§ Exercise requirements:
For the material that follows, list every line containing the word "Prob".
/---
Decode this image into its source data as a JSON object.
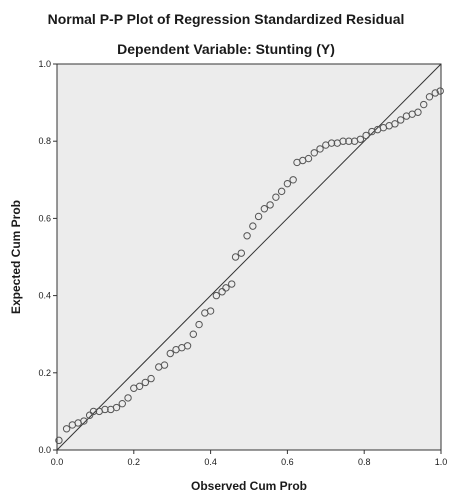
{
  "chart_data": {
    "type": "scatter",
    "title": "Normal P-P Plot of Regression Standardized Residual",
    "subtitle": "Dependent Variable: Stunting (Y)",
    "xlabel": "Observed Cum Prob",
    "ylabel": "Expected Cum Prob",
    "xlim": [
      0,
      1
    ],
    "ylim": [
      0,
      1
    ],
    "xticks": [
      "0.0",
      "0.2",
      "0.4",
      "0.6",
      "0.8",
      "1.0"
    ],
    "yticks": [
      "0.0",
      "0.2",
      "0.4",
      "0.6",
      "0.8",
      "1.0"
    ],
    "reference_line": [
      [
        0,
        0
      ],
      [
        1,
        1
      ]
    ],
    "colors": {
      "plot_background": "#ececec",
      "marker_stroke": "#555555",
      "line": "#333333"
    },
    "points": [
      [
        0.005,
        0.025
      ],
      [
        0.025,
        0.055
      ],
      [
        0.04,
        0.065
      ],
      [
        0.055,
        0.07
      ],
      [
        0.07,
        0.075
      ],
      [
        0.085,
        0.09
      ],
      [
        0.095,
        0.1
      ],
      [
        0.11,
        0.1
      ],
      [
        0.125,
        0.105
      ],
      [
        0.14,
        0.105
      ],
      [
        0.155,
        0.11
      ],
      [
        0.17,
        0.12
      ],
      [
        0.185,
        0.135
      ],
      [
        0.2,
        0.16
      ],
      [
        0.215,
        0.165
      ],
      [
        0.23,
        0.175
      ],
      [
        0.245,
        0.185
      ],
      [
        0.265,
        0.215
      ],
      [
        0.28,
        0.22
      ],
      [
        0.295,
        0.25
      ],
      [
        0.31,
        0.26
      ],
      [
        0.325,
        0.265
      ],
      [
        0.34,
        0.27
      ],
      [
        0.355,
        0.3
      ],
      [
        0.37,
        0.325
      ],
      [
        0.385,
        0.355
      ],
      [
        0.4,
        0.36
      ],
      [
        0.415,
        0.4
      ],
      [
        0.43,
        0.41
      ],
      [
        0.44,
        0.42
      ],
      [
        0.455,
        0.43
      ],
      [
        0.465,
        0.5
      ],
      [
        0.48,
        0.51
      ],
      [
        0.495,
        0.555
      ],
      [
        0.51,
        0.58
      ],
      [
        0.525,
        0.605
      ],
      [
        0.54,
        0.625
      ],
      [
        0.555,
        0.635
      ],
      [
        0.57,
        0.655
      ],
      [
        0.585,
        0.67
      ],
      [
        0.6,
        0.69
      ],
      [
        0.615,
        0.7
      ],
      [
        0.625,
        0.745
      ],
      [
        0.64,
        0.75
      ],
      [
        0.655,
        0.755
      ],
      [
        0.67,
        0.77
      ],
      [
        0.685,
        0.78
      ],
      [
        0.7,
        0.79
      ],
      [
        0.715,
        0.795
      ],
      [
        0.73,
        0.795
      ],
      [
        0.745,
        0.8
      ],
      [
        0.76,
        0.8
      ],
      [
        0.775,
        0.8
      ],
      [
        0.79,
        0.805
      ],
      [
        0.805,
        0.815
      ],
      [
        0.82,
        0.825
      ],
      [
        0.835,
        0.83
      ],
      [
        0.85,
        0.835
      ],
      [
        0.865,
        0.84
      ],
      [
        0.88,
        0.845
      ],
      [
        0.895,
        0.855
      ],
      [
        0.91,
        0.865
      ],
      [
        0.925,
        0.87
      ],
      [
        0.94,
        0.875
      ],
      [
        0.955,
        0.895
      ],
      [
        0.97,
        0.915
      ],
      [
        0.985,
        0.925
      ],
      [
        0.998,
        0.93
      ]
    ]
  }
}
\---
/---
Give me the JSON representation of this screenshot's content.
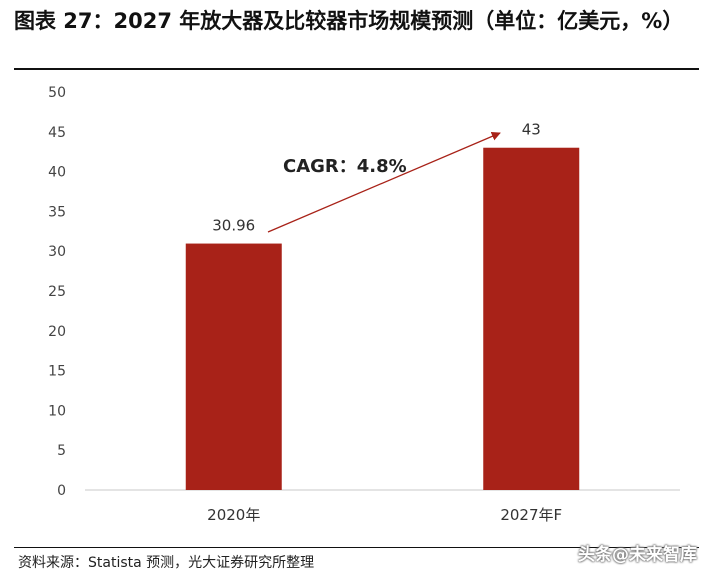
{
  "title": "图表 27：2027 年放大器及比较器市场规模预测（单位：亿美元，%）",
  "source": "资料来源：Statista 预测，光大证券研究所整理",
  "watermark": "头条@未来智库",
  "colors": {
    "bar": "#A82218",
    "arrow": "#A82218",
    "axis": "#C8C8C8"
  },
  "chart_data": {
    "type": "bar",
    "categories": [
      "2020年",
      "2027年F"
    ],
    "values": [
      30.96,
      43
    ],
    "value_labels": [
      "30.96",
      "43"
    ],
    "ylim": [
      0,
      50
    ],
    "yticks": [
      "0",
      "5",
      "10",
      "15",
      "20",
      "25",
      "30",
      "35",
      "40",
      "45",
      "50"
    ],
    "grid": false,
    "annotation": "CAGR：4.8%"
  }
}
\---
§ Full answer:
    "xlabel": "Observed Cum Prob",
    "ylabel": "Expected Cum Prob",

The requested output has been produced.